RAW DATA:
%%

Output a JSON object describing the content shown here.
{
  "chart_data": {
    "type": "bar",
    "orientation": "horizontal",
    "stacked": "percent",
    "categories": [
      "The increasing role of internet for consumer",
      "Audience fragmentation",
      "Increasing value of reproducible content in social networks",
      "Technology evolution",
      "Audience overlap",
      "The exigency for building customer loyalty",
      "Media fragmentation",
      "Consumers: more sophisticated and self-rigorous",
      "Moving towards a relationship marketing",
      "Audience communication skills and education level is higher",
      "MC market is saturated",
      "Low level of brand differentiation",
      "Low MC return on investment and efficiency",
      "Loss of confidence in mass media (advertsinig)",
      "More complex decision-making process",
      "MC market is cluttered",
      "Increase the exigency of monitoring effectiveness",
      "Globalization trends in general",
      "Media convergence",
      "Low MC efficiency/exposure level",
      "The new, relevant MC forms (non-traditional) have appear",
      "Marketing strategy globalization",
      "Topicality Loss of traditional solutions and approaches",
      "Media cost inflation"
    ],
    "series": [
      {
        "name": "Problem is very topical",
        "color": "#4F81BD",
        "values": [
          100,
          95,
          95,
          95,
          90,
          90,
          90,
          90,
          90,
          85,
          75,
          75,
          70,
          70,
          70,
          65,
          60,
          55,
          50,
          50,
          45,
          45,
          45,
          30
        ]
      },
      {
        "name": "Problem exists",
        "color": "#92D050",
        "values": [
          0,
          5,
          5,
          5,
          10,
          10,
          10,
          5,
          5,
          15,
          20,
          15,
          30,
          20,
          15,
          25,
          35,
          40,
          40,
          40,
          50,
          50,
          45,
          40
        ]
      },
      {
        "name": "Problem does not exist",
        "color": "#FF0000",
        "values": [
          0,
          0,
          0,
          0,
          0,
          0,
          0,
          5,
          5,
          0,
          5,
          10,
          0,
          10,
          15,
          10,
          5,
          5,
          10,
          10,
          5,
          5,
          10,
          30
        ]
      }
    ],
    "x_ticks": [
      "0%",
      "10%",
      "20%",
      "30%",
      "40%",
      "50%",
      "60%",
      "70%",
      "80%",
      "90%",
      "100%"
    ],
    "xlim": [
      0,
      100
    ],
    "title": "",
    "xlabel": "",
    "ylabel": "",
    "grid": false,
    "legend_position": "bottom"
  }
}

%%

WORK TO DO: Across the preceding material, how many lines contain the word "efficiency"? State the number alone.

ANSWER FOR THE TASK: 2